▶ WRITTEN EXERCISE:
Go through the listing below and gather every line with the word "legend".

· · · · · · ·

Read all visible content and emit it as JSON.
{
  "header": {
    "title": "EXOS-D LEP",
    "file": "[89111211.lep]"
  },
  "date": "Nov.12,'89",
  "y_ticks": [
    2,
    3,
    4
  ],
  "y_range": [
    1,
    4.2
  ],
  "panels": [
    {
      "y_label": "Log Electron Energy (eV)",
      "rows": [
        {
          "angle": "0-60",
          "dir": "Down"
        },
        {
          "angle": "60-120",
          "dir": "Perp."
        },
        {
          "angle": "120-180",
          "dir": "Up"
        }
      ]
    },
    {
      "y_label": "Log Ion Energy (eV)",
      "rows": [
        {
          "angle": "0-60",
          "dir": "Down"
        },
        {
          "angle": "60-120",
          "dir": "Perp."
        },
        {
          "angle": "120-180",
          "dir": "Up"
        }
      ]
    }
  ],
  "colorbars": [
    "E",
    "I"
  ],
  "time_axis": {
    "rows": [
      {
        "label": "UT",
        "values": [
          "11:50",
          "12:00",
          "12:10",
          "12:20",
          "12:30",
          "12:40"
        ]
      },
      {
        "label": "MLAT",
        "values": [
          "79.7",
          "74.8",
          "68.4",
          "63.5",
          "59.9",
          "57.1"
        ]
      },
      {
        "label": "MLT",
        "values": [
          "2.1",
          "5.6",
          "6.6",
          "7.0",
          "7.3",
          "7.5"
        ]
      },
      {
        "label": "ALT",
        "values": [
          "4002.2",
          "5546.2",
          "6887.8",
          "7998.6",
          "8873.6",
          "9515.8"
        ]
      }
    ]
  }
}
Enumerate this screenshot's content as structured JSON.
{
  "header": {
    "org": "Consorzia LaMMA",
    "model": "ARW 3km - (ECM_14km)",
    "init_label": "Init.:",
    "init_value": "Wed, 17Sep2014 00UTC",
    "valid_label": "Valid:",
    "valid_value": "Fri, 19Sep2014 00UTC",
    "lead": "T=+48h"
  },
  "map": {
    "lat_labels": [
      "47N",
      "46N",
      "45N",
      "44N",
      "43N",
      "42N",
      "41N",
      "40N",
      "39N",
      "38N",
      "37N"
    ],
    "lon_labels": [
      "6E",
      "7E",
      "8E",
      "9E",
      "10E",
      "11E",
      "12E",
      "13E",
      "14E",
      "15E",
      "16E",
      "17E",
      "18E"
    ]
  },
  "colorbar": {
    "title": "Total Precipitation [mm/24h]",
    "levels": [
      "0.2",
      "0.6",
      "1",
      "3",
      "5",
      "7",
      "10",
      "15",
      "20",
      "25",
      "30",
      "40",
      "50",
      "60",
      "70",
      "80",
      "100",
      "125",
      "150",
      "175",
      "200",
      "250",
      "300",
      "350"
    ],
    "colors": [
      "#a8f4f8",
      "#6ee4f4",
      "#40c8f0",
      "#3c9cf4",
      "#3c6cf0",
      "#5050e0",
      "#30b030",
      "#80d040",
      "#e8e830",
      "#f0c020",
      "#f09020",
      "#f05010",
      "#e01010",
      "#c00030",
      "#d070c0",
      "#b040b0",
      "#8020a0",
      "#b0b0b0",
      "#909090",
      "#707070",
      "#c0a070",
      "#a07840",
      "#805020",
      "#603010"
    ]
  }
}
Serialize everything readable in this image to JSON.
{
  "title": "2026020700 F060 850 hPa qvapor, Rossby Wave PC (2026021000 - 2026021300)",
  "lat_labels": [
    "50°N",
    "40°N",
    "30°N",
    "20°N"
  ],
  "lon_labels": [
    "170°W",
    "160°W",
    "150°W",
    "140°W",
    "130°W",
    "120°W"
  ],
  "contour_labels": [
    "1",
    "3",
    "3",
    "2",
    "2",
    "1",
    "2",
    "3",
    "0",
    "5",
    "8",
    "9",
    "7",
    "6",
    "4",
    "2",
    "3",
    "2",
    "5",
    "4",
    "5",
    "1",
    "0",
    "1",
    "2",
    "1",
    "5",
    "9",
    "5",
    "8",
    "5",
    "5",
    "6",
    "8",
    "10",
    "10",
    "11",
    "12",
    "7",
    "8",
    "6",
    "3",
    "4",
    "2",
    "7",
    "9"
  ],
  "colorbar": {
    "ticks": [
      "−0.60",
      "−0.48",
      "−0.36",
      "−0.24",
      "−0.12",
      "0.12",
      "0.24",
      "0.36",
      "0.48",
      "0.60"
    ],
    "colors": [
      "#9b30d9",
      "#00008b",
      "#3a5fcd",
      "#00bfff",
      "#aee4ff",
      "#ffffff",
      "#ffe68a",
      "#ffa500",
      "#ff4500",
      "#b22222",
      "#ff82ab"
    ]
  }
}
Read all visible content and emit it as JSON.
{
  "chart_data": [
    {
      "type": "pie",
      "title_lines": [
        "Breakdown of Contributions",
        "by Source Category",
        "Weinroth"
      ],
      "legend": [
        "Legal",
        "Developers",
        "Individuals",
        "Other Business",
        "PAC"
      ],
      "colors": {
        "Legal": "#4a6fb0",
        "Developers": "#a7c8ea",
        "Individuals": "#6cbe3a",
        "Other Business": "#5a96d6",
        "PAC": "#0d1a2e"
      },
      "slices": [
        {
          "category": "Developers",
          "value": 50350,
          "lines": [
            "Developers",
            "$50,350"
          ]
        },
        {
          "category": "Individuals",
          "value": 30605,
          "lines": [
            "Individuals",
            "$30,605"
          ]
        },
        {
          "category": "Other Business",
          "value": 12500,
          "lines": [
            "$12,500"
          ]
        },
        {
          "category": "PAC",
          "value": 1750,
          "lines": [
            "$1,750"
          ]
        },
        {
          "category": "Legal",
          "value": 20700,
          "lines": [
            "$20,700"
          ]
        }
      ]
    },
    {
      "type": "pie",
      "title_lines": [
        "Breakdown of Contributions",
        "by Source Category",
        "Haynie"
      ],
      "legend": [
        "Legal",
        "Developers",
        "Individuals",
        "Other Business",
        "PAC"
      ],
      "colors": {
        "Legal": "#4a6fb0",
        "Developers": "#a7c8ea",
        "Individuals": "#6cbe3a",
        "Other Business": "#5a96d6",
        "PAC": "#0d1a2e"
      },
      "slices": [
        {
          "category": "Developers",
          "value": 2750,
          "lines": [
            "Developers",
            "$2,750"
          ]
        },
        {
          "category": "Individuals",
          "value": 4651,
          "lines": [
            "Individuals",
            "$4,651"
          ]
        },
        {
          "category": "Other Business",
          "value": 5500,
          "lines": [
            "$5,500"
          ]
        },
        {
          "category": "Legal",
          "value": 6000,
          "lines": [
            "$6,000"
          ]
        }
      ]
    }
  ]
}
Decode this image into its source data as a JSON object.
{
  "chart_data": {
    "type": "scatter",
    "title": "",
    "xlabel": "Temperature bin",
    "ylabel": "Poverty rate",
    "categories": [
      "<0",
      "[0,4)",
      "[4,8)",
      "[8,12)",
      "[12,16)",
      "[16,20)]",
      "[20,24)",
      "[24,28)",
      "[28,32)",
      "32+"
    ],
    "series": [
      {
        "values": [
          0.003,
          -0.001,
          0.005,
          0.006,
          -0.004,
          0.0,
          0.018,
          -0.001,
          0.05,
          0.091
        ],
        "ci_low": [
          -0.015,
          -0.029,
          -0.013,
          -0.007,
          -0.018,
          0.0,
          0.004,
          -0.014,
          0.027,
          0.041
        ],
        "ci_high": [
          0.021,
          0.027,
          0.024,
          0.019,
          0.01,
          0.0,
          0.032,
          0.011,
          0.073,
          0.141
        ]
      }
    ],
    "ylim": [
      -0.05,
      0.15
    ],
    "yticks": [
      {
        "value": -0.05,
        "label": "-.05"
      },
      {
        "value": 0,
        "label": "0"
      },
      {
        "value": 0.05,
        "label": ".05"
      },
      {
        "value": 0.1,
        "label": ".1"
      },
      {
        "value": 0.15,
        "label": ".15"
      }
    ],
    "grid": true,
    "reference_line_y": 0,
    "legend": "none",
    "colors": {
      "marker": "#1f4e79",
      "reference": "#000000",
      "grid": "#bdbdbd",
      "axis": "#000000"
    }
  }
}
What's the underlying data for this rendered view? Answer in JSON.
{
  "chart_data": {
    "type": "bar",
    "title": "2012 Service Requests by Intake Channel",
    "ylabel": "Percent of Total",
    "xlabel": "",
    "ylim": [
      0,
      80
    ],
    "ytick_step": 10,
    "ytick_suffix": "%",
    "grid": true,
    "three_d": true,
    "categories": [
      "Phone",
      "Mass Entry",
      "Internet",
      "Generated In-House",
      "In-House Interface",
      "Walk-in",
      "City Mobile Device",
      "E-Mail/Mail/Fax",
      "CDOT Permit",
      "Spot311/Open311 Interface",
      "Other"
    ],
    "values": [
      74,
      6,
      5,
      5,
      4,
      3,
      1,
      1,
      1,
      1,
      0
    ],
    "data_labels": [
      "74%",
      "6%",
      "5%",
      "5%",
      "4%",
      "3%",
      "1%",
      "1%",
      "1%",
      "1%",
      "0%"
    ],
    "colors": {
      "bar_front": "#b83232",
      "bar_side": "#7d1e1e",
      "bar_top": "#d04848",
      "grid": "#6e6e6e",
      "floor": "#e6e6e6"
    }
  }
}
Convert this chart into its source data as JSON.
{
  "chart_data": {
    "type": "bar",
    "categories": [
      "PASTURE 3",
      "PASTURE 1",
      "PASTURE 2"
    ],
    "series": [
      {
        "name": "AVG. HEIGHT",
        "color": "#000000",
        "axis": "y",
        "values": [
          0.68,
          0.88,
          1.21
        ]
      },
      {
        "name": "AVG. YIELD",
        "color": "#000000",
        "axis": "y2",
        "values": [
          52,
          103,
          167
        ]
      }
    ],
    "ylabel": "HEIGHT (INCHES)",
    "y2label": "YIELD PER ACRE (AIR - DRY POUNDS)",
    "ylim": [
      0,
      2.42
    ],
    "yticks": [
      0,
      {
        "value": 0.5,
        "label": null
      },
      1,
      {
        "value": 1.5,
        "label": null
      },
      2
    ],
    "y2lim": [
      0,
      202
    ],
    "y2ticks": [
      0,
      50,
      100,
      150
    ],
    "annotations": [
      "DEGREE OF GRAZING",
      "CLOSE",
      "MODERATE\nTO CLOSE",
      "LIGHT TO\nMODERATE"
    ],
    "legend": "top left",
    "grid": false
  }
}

· · · · · · ·

▶ EXERCISE OUTPUT:
      "legend": [
      "legend": [
    "legend": "none",
    "legend": "top left",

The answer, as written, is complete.